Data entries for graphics
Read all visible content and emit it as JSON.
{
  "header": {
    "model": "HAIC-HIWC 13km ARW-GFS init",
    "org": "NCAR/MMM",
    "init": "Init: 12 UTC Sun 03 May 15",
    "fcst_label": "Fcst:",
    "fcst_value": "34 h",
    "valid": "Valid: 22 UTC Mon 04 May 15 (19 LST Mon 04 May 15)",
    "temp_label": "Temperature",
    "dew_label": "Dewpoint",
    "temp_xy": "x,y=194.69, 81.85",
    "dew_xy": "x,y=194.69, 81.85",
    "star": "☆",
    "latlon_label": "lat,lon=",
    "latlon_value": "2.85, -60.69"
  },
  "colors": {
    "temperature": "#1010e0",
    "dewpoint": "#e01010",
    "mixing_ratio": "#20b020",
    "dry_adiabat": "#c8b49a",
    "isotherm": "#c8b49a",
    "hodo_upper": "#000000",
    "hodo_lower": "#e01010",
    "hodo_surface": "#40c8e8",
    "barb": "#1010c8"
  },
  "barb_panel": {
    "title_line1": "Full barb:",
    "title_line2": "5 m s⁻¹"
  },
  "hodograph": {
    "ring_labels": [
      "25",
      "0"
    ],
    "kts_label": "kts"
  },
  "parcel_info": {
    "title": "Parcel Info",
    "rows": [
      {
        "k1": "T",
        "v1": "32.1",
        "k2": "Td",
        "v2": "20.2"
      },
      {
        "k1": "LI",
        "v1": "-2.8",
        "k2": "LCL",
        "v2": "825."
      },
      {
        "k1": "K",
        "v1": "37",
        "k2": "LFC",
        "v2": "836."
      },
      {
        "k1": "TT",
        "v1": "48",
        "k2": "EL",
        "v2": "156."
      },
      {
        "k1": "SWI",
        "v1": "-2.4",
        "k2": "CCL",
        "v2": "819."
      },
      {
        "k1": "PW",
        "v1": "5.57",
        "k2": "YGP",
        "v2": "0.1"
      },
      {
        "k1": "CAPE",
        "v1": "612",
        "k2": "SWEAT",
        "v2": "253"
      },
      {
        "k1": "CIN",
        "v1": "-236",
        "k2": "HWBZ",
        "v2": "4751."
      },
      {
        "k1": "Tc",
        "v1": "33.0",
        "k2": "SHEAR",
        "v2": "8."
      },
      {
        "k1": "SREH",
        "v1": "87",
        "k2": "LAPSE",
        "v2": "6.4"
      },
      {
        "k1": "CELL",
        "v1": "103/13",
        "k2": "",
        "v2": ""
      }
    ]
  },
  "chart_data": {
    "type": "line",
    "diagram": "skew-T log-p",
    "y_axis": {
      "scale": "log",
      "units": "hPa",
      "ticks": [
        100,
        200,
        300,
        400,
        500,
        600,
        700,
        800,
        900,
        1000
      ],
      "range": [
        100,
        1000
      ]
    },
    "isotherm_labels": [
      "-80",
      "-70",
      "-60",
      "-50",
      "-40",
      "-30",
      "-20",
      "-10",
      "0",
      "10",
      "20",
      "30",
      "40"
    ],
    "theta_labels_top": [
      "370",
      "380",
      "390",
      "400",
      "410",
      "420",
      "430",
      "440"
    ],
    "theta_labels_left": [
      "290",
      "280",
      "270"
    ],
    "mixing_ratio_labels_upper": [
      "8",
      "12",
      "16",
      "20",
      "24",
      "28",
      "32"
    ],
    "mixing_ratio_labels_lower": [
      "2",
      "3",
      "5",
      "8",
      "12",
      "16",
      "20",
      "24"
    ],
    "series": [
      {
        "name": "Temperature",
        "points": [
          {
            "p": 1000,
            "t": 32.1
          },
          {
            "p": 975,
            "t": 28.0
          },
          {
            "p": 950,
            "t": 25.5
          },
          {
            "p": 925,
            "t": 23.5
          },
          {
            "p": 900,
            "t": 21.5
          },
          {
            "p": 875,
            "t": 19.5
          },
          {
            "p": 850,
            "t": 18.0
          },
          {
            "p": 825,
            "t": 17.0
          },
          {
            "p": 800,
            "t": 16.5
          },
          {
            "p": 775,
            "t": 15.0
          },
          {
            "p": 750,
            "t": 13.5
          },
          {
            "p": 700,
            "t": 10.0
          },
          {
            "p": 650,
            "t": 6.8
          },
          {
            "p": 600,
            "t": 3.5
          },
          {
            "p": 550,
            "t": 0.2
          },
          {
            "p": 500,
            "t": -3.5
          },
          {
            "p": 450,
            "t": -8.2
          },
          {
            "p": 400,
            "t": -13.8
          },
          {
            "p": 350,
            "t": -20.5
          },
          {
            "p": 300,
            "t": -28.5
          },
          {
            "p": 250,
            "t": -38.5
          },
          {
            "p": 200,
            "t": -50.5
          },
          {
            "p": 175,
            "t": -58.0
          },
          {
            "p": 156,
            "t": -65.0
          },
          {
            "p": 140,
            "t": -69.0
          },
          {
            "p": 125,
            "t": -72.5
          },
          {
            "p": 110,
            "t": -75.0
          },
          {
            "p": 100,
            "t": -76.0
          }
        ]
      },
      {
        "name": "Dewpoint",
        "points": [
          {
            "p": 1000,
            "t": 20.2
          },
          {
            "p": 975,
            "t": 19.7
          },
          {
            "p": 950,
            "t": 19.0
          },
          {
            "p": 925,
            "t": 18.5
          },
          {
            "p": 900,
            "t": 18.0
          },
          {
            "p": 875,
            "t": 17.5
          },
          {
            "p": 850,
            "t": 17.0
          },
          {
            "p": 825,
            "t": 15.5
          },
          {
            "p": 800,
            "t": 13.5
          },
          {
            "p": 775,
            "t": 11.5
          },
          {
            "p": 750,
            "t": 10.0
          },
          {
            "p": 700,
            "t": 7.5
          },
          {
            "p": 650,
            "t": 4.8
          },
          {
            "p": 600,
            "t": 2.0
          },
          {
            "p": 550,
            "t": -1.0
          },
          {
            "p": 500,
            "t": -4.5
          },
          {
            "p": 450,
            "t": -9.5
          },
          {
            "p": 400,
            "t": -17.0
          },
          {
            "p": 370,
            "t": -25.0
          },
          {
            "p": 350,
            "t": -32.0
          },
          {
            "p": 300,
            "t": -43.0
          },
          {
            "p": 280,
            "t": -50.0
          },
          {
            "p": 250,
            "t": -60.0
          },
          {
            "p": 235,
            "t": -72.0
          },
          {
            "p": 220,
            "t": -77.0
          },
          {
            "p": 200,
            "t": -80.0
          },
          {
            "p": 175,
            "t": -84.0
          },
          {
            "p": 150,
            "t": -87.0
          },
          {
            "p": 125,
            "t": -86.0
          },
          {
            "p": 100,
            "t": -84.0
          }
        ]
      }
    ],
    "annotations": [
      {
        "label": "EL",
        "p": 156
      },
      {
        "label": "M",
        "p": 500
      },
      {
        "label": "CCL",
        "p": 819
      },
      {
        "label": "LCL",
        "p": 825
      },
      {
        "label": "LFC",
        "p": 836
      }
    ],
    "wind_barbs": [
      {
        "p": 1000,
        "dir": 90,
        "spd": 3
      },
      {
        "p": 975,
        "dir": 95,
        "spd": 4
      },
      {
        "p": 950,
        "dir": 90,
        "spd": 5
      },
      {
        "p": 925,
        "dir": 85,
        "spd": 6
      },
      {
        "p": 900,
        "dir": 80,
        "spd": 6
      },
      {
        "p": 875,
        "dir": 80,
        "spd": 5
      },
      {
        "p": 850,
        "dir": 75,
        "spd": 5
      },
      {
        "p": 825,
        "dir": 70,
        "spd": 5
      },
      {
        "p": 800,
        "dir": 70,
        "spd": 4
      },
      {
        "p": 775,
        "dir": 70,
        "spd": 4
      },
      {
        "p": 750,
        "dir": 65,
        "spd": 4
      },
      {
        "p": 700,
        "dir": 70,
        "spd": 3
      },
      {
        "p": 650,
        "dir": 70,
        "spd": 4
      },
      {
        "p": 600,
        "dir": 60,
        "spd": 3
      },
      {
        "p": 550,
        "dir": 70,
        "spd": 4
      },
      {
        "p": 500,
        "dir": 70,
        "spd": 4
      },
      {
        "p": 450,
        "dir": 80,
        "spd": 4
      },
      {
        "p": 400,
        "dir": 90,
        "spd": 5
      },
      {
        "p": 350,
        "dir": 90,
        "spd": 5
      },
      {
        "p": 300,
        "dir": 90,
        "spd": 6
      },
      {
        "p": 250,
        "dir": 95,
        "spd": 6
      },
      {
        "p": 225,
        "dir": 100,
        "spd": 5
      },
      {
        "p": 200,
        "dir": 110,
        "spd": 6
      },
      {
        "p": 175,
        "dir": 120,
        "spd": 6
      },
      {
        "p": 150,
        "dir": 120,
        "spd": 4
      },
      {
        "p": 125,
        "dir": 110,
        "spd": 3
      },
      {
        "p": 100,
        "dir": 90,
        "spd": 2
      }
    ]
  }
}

Task details
List every line in the records above that contains the word "init".

Problem solution
    "model": "HAIC-HIWC 13km ARW-GFS init",
    "init": "Init: 12 UTC Sun 03 May 15",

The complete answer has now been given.